### Instruction
The entries that follow should be written out exactly.

### Supplied records
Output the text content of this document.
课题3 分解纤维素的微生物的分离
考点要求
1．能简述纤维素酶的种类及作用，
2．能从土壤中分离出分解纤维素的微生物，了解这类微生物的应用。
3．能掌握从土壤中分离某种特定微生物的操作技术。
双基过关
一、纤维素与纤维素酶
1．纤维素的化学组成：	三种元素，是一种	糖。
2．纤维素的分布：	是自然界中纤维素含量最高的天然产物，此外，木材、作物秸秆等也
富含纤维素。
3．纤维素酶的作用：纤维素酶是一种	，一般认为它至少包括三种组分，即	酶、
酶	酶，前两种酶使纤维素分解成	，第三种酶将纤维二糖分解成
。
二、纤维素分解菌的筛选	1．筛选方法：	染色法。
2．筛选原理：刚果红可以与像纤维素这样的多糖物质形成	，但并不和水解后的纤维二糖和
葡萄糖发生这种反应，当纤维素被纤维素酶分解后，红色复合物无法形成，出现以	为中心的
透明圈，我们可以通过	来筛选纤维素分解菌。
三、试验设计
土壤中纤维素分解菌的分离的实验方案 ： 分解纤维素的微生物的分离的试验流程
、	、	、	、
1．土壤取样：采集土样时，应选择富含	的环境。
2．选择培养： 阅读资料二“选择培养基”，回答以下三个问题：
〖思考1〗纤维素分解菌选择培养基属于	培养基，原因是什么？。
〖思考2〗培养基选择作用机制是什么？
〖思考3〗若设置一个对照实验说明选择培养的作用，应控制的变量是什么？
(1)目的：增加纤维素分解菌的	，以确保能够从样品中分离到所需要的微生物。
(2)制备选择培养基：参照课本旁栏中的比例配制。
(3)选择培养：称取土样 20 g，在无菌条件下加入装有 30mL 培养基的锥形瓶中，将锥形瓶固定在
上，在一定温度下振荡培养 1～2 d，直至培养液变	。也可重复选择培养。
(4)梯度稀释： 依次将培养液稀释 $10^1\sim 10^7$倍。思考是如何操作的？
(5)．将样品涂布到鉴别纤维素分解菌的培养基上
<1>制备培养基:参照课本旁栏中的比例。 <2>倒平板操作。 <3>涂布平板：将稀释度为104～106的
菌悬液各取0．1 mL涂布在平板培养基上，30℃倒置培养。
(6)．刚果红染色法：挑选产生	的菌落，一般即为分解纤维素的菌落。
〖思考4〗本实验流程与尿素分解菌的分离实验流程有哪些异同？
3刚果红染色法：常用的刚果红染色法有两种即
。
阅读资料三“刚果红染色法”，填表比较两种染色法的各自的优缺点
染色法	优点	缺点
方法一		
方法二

### In response
Output the text content of this document.
课题3 分解纤维素的微生物的分离
考点要求
1．能简述纤维素酶的种类及作用，
2．能从土壤中分离出分解纤维素的微生物，了解这类微生物的应用。
3．能掌握从土壤中分离某种特定微生物的操作技术。
双基过关
一、纤维素与纤维素酶
1．纤维素的化学组成：	三种元素，是一种	糖。
2．纤维素的分布：	是自然界中纤维素含量最高的天然产物，此外，木材、作物秸秆等也
富含纤维素。
3．纤维素酶的作用：纤维素酶是一种	，一般认为它至少包括三种组分，即	酶、
酶	酶，前两种酶使纤维素分解成	，第三种酶将纤维二糖分解成
。
二、纤维素分解菌的筛选	1．筛选方法：	染色法。
2．筛选原理：刚果红可以与像纤维素这样的多糖物质形成	，但并不和水解后的纤维二糖和
葡萄糖发生这种反应，当纤维素被纤维素酶分解后，红色复合物无法形成，出现以	为中心的
透明圈，我们可以通过	来筛选纤维素分解菌。
三、试验设计
土壤中纤维素分解菌的分离的实验方案 ： 分解纤维素的微生物的分离的试验流程
、	、	、	、
1．土壤取样：采集土样时，应选择富含	的环境。
2．选择培养： 阅读资料二“选择培养基”，回答以下三个问题：
〖思考1〗纤维素分解菌选择培养基属于	培养基，原因是什么？。
〖思考2〗培养基选择作用机制是什么？
〖思考3〗若设置一个对照实验说明选择培养的作用，应控制的变量是什么？
(1)目的：增加纤维素分解菌的	，以确保能够从样品中分离到所需要的微生物。
(2)制备选择培养基：参照课本旁栏中的比例配制。
(3)选择培养：称取土样 20 g，在无菌条件下加入装有 30mL 培养基的锥形瓶中，将锥形瓶固定在
上，在一定温度下振荡培养 1～2 d，直至培养液变	。也可重复选择培养。
(4)梯度稀释： 依次将培养液稀释 $10^1\sim 10^7$倍。思考是如何操作的？
(5)．将样品涂布到鉴别纤维素分解菌的培养基上
<1>制备培养基:参照课本旁栏中的比例。 <2>倒平板操作。 <3>涂布平板：将稀释度为104～106的
菌悬液各取0．1 mL涂布在平板培养基上，30℃倒置培养。
(6)．刚果红染色法：挑选产生	的菌落，一般即为分解纤维素的菌落。
〖思考4〗本实验流程与尿素分解菌的分离实验流程有哪些异同？
3刚果红染色法：常用的刚果红染色法有两种即
。
阅读资料三“刚果红染色法”，填表比较两种染色法的各自的优缺点
染色法	优点	缺点
方法一		
方法二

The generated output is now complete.